» **Your task**
Search the material and gather each line with "Collection" in it.

[Data listing]
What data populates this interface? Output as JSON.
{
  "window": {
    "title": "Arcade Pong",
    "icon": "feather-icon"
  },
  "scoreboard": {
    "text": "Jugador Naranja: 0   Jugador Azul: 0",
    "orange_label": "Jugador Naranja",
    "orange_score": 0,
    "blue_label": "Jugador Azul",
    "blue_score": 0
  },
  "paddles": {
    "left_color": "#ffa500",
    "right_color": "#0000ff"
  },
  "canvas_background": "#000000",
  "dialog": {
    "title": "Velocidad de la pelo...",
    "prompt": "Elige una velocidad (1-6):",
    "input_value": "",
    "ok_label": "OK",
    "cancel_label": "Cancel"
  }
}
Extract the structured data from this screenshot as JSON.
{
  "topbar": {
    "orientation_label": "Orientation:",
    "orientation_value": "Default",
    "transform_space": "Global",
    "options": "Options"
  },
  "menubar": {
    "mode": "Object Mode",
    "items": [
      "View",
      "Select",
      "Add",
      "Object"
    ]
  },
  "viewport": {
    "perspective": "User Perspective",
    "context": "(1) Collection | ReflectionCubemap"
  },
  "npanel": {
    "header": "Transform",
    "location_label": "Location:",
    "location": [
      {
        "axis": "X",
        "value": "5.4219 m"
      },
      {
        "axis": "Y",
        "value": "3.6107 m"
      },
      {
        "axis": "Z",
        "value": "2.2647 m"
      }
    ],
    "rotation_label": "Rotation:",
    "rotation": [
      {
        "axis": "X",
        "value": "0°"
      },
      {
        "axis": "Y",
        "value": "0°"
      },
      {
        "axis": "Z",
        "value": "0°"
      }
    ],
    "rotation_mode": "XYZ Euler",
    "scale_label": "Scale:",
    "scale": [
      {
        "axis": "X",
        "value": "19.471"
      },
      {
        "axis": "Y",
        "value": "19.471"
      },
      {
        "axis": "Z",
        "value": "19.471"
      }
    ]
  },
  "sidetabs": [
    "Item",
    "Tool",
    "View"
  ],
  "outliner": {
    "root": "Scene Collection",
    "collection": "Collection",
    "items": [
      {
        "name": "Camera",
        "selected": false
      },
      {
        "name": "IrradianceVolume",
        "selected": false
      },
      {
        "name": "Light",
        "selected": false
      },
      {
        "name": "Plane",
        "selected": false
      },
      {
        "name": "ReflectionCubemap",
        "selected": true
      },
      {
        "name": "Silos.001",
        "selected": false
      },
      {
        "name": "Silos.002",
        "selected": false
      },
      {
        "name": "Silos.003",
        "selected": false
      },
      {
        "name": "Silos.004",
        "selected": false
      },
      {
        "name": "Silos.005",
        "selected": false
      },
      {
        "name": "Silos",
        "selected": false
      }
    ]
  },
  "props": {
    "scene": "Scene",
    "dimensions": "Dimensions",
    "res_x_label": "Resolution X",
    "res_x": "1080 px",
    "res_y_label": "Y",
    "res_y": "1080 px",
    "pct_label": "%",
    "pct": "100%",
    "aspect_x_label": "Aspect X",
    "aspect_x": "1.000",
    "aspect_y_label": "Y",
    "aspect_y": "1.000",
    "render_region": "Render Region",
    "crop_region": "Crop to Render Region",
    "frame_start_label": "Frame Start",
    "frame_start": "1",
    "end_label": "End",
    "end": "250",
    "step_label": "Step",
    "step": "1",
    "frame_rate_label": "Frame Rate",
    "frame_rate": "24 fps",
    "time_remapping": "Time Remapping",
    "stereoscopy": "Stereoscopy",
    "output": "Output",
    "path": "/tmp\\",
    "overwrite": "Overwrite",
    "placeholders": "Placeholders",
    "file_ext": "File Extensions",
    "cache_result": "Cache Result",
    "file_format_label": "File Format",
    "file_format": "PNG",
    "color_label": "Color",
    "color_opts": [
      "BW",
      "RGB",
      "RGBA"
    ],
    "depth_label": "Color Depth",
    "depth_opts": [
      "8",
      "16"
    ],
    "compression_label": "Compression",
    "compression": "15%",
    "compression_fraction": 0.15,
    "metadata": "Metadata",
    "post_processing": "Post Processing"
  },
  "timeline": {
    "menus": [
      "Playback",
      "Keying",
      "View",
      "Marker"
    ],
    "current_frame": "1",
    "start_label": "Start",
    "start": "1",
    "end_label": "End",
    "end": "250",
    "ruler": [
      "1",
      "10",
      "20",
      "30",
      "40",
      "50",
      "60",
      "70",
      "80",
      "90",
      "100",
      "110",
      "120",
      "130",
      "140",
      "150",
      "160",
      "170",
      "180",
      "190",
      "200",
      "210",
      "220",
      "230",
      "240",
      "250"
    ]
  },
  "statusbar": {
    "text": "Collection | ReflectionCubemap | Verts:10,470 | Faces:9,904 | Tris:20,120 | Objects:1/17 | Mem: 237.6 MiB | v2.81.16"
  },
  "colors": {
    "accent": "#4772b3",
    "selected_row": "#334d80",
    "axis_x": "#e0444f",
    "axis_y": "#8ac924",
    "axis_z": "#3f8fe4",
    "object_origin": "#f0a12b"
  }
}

» **Completed exercise**
    "context": "(1) Collection | ReflectionCubemap"
    "root": "Scene Collection",
    "collection": "Collection",
    "text": "Collection | ReflectionCubemap | Verts:10,470 | Faces:9,904 | Tris:20,120 | Objects:1/17 | Mem: 237.6 MiB | v2.81.16"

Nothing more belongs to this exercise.